TASK BRIEF:
Here are some records. Copy each one exactly.

RECORDS FOR THIS TASK:
━━━━━━━━

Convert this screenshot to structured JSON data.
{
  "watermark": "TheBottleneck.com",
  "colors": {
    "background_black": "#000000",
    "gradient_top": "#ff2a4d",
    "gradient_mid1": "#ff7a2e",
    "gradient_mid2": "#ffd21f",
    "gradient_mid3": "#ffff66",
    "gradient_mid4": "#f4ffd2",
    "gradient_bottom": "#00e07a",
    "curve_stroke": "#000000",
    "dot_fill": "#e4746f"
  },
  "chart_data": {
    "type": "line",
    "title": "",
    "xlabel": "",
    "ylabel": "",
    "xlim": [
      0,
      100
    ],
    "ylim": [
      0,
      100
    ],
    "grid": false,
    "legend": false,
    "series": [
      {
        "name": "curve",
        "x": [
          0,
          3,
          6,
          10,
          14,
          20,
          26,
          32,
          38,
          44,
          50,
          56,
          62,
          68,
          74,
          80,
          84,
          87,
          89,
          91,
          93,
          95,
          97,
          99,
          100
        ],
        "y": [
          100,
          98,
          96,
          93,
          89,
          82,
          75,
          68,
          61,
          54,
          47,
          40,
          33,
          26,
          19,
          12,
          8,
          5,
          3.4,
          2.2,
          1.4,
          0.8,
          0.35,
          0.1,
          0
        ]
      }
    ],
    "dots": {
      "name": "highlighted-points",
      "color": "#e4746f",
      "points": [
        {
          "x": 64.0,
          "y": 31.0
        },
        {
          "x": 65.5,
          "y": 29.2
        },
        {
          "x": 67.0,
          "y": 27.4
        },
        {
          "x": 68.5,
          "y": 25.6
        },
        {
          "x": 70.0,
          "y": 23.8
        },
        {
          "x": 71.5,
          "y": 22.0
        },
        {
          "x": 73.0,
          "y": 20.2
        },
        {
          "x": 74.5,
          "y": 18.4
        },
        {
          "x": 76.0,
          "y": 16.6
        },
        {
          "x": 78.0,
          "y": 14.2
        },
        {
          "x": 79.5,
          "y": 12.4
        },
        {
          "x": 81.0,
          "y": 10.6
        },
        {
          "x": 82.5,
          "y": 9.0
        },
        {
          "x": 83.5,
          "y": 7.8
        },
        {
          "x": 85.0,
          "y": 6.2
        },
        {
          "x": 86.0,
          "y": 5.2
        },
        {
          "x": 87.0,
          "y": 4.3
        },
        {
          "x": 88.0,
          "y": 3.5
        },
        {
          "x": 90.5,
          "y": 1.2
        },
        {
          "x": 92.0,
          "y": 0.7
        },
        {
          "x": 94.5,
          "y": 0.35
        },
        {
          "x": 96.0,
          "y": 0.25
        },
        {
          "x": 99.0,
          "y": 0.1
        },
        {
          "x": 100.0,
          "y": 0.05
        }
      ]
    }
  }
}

━━━━━━━━

WRITTEN ANSWER:
Convert this screenshot to structured JSON data.
{
  "watermark": "TheBottleneck.com",
  "colors": {
    "background_black": "#000000",
    "gradient_top": "#ff2a4d",
    "gradient_mid1": "#ff7a2e",
    "gradient_mid2": "#ffd21f",
    "gradient_mid3": "#ffff66",
    "gradient_mid4": "#f4ffd2",
    "gradient_bottom": "#00e07a",
    "curve_stroke": "#000000",
    "dot_fill": "#e4746f"
  },
  "chart_data": {
    "type": "line",
    "title": "",
    "xlabel": "",
    "ylabel": "",
    "xlim": [
      0,
      100
    ],
    "ylim": [
      0,
      100
    ],
    "grid": false,
    "legend": false,
    "series": [
      {
        "name": "curve",
        "x": [
          0,
          3,
          6,
          10,
          14,
          20,
          26,
          32,
          38,
          44,
          50,
          56,
          62,
          68,
          74,
          80,
          84,
          87,
          89,
          91,
          93,
          95,
          97,
          99,
          100
        ],
        "y": [
          100,
          98,
          96,
          93,
          89,
          82,
          75,
          68,
          61,
          54,
          47,
          40,
          33,
          26,
          19,
          12,
          8,
          5,
          3.4,
          2.2,
          1.4,
          0.8,
          0.35,
          0.1,
          0
        ]
      }
    ],
    "dots": {
      "name": "highlighted-points",
      "color": "#e4746f",
      "points": [
        {
          "x": 64.0,
          "y": 31.0
        },
        {
          "x": 65.5,
          "y": 29.2
        },
        {
          "x": 67.0,
          "y": 27.4
        },
        {
          "x": 68.5,
          "y": 25.6
        },
        {
          "x": 70.0,
          "y": 23.8
        },
        {
          "x": 71.5,
          "y": 22.0
        },
        {
          "x": 73.0,
          "y": 20.2
        },
        {
          "x": 74.5,
          "y": 18.4
        },
        {
          "x": 76.0,
          "y": 16.6
        },
        {
          "x": 78.0,
          "y": 14.2
        },
        {
          "x": 79.5,
          "y": 12.4
        },
        {
          "x": 81.0,
          "y": 10.6
        },
        {
          "x": 82.5,
          "y": 9.0
        },
        {
          "x": 83.5,
          "y": 7.8
        },
        {
          "x": 85.0,
          "y": 6.2
        },
        {
          "x": 86.0,
          "y": 5.2
        },
        {
          "x": 87.0,
          "y": 4.3
        },
        {
          "x": 88.0,
          "y": 3.5
        },
        {
          "x": 90.5,
          "y": 1.2
        },
        {
          "x": 92.0,
          "y": 0.7
        },
        {
          "x": 94.5,
          "y": 0.35
        },
        {
          "x": 96.0,
          "y": 0.25
        },
        {
          "x": 99.0,
          "y": 0.1
        },
        {
          "x": 100.0,
          "y": 0.05
        }
      ]
    }
  }
}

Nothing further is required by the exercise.